• [GESELECTEERDE TEKST]:
***

Signalen over deze impact komen bijvoorbeeld uit de rapporten die Europol jaarlijks over encryptie uitbrengt1, de Europese Raadsresolutie op encryptie2 en het «National Center for Missing & Exploited Children».3 Om het belang van cybersecurity, fundamentele rechten en de opsporing te kunnen afwegen en in balans te brengen is het nodig meer inzicht te verkrijgen naar de effecten van encryptie op de opsporing. Om deze reden is het WODC gevraagd om hiernaar onderzoek te doen.

***

• [Annotaties met begrenzingskaders]:
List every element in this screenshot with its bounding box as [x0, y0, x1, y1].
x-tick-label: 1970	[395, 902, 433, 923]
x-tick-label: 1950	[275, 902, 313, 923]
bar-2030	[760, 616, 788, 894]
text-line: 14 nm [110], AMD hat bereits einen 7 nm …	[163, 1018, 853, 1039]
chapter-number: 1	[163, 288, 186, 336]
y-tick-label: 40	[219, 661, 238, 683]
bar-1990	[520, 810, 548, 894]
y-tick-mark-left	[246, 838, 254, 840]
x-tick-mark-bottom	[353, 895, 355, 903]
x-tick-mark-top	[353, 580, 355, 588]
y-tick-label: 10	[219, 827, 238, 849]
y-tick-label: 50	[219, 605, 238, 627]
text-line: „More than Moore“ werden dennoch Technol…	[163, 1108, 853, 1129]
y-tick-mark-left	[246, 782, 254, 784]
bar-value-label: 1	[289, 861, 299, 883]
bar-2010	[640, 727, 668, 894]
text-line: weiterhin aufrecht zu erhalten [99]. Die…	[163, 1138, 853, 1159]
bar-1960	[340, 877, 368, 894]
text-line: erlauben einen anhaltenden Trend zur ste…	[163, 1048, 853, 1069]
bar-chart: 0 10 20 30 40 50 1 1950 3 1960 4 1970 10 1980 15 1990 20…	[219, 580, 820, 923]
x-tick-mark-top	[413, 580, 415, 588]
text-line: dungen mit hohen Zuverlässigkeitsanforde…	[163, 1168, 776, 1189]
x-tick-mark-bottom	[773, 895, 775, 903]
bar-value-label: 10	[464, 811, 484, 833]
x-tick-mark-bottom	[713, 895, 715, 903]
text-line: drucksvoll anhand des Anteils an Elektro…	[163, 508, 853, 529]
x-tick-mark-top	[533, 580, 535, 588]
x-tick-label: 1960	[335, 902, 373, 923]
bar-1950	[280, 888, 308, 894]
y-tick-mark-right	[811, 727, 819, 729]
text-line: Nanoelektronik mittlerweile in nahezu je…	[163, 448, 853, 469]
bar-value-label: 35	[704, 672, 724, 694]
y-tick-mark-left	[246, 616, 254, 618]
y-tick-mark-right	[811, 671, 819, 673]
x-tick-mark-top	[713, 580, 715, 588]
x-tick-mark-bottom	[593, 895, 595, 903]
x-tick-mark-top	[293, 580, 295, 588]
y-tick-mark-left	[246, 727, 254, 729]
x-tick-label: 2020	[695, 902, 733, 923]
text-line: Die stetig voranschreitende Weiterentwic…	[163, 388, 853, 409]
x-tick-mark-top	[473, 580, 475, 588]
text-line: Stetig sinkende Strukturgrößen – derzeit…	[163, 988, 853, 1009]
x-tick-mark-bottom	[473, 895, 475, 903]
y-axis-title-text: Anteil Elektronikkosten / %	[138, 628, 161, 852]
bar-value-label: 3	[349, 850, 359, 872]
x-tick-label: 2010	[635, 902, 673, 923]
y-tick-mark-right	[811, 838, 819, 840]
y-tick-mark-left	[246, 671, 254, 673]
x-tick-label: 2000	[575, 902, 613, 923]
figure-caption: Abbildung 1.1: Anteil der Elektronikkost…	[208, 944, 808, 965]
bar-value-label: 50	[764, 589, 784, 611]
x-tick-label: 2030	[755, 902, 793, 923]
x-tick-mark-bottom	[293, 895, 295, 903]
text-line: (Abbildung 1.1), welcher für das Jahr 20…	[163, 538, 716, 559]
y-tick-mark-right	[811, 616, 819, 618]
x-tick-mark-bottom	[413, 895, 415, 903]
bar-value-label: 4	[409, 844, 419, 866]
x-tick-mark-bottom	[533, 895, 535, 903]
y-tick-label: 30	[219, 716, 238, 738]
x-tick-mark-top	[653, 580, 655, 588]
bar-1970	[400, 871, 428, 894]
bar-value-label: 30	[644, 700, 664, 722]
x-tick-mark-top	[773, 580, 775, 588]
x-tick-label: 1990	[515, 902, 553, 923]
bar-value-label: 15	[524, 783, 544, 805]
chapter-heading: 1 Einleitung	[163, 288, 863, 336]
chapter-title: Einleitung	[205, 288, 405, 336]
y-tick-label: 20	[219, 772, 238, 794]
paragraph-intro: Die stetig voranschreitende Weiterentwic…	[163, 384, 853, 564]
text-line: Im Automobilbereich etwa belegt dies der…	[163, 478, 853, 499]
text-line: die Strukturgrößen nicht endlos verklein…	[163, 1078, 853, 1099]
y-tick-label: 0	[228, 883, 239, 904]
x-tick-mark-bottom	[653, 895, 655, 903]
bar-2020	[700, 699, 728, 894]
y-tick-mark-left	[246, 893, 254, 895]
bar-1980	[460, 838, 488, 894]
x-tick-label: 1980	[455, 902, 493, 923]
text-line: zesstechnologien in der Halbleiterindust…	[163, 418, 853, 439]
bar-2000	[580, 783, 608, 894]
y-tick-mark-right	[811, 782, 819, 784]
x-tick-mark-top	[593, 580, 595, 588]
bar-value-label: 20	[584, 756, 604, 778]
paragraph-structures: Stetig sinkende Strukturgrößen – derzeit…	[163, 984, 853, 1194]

***

• [OPDRACHT 1]: Aan welke organisatie is volgens de tekst over encryptie gevraagd onderzoek te doen?
• [OPDRACHT 2]: Neem uit de tekst over encryptie woordelijk het stuk over dat begint bij "Signalen over deze" en doorloopt tot en met "onderzoek te doen.".

• [ANTWOORD 1]: Aan het WODC.

• [ANTWOORD 2]:
Signalen over deze impact komen bijvoorbeeld uit de rapporten die Europol jaarlijks over encryptie uitbrengt1, de Europese Raadsresolutie op encryptie2 en het «National Center for Missing & Exploited Children».3 Om het belang van cybersecurity, fundamentele rechten en de opsporing te kunnen afwegen en in balans te brengen is het nodig meer inzicht te verkrijgen naar de effecten van encryptie op de opsporing. Om deze reden is het WODC gevraagd om hiernaar onderzoek te doen.